_What to produce:_ Only the pictures stay out; every record is to be quoted exactly.

++++++++++

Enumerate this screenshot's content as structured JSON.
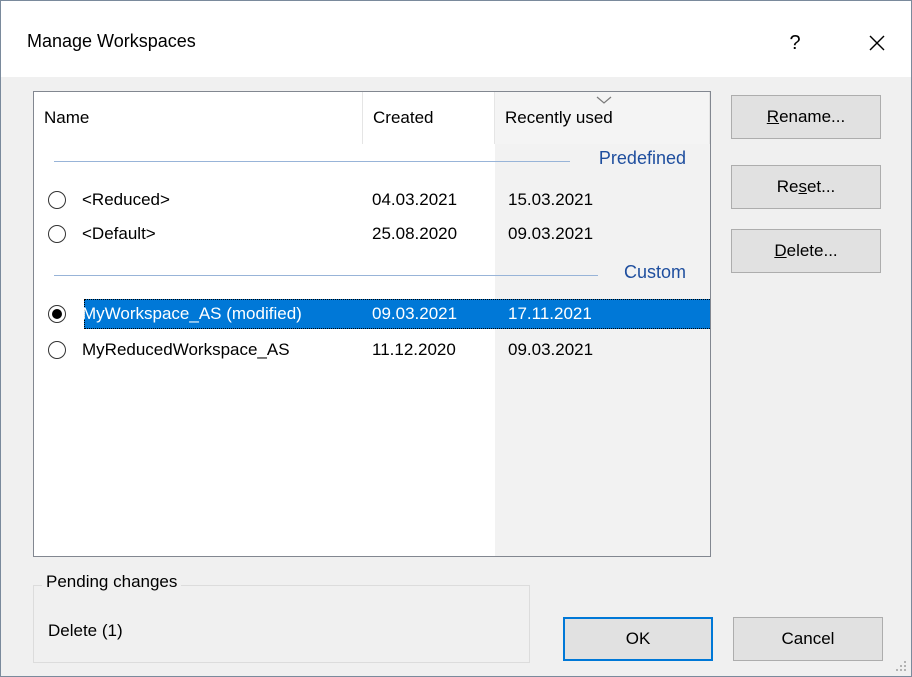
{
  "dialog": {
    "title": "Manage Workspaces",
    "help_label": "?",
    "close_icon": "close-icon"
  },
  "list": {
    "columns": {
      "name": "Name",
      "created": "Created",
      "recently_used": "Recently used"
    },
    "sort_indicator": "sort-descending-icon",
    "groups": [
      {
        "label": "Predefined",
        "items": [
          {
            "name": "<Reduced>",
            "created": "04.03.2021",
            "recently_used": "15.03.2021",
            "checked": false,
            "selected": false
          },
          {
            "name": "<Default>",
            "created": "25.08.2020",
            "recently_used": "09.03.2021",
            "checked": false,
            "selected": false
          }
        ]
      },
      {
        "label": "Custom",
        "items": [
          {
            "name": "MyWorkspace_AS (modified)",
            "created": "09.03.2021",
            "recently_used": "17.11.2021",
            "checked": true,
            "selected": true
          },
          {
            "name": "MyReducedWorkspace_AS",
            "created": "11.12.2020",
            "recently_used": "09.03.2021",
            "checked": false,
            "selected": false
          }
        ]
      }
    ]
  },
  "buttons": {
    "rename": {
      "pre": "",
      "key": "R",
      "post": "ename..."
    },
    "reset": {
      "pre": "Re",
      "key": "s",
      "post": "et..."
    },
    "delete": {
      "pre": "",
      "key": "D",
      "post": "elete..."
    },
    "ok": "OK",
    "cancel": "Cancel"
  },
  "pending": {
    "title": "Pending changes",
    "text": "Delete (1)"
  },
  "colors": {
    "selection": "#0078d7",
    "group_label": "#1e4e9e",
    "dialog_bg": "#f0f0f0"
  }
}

++++++++++

_Completed exercise:_
Enumerate this screenshot's content as structured JSON.
{
  "dialog": {
    "title": "Manage Workspaces",
    "help_label": "?",
    "close_icon": "close-icon"
  },
  "list": {
    "columns": {
      "name": "Name",
      "created": "Created",
      "recently_used": "Recently used"
    },
    "sort_indicator": "sort-descending-icon",
    "groups": [
      {
        "label": "Predefined",
        "items": [
          {
            "name": "<Reduced>",
            "created": "04.03.2021",
            "recently_used": "15.03.2021",
            "checked": false,
            "selected": false
          },
          {
            "name": "<Default>",
            "created": "25.08.2020",
            "recently_used": "09.03.2021",
            "checked": false,
            "selected": false
          }
        ]
      },
      {
        "label": "Custom",
        "items": [
          {
            "name": "MyWorkspace_AS (modified)",
            "created": "09.03.2021",
            "recently_used": "17.11.2021",
            "checked": true,
            "selected": true
          },
          {
            "name": "MyReducedWorkspace_AS",
            "created": "11.12.2020",
            "recently_used": "09.03.2021",
            "checked": false,
            "selected": false
          }
        ]
      }
    ]
  },
  "buttons": {
    "rename": {
      "pre": "",
      "key": "R",
      "post": "ename..."
    },
    "reset": {
      "pre": "Re",
      "key": "s",
      "post": "et..."
    },
    "delete": {
      "pre": "",
      "key": "D",
      "post": "elete..."
    },
    "ok": "OK",
    "cancel": "Cancel"
  },
  "pending": {
    "title": "Pending changes",
    "text": "Delete (1)"
  },
  "colors": {
    "selection": "#0078d7",
    "group_label": "#1e4e9e",
    "dialog_bg": "#f0f0f0"
  }
}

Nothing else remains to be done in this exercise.